- _TASK BRIEF_
Retype all of the data. Every line must match exactly.

──────── RECORDS PROVIDED

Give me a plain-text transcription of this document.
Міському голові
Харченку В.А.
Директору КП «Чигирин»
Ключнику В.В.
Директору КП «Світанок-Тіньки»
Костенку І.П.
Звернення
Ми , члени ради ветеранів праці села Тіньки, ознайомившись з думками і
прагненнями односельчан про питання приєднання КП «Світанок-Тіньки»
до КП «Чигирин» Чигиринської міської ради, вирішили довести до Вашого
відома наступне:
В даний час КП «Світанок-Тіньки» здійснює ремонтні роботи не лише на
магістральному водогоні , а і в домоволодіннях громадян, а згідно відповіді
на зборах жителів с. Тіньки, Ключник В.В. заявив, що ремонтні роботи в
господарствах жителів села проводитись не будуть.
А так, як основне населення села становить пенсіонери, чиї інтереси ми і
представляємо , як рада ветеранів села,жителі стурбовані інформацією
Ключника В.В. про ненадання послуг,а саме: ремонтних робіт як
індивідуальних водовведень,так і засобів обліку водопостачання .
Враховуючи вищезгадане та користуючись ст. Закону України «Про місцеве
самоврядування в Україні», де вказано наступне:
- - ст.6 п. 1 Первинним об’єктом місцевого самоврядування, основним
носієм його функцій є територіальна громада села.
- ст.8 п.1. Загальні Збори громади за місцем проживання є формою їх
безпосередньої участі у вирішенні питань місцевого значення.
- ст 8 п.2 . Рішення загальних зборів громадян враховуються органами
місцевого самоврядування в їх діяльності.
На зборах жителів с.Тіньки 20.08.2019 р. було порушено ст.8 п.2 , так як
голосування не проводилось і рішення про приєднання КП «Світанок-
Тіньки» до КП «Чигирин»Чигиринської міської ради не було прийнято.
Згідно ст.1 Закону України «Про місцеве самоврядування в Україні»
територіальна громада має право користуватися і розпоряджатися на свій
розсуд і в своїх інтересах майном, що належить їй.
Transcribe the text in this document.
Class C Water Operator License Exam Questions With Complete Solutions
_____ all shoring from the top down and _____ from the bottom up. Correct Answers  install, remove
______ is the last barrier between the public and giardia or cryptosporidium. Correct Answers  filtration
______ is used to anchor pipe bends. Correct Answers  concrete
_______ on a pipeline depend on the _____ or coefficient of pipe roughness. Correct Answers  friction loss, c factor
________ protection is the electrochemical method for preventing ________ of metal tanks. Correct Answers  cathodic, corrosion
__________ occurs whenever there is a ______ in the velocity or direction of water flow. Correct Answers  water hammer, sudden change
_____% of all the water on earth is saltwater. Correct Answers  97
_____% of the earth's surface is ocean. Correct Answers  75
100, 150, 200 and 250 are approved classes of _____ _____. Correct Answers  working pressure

────────────────

- _ANSWER BELOW_
Give me a plain-text transcription of this document.
Міському голові
Харченку В.А.
Директору КП «Чигирин»
Ключнику В.В.
Директору КП «Світанок-Тіньки»
Костенку І.П.
Звернення
Ми , члени ради ветеранів праці села Тіньки, ознайомившись з думками і
прагненнями односельчан про питання приєднання КП «Світанок-Тіньки»
до КП «Чигирин» Чигиринської міської ради, вирішили довести до Вашого
відома наступне:
В даний час КП «Світанок-Тіньки» здійснює ремонтні роботи не лише на
магістральному водогоні , а і в домоволодіннях громадян, а згідно відповіді
на зборах жителів с. Тіньки, Ключник В.В. заявив, що ремонтні роботи в
господарствах жителів села проводитись не будуть.
А так, як основне населення села становить пенсіонери, чиї інтереси ми і
представляємо , як рада ветеранів села,жителі стурбовані інформацією
Ключника В.В. про ненадання послуг,а саме: ремонтних робіт як
індивідуальних водовведень,так і засобів обліку водопостачання .
Враховуючи вищезгадане та користуючись ст. Закону України «Про місцеве
самоврядування в Україні», де вказано наступне:
- - ст.6 п. 1 Первинним об’єктом місцевого самоврядування, основним
носієм його функцій є територіальна громада села.
- ст.8 п.1. Загальні Збори громади за місцем проживання є формою їх
безпосередньої участі у вирішенні питань місцевого значення.
- ст 8 п.2 . Рішення загальних зборів громадян враховуються органами
місцевого самоврядування в їх діяльності.
На зборах жителів с.Тіньки 20.08.2019 р. було порушено ст.8 п.2 , так як
голосування не проводилось і рішення про приєднання КП «Світанок-
Тіньки» до КП «Чигирин»Чигиринської міської ради не було прийнято.
Згідно ст.1 Закону України «Про місцеве самоврядування в Україні»
територіальна громада має право користуватися і розпоряджатися на свій
розсуд і в своїх інтересах майном, що належить їй.
Transcribe the text in this document.
Class C Water Operator License Exam Questions With Complete Solutions
_____ all shoring from the top down and _____ from the bottom up. Correct Answers  install, remove
______ is the last barrier between the public and giardia or cryptosporidium. Correct Answers  filtration
______ is used to anchor pipe bends. Correct Answers  concrete
_______ on a pipeline depend on the _____ or coefficient of pipe roughness. Correct Answers  friction loss, c factor
________ protection is the electrochemical method for preventing ________ of metal tanks. Correct Answers  cathodic, corrosion
__________ occurs whenever there is a ______ in the velocity or direction of water flow. Correct Answers  water hammer, sudden change
_____% of all the water on earth is saltwater. Correct Answers  97
_____% of the earth's surface is ocean. Correct Answers  75
100, 150, 200 and 250 are approved classes of _____ _____. Correct Answers  working pressure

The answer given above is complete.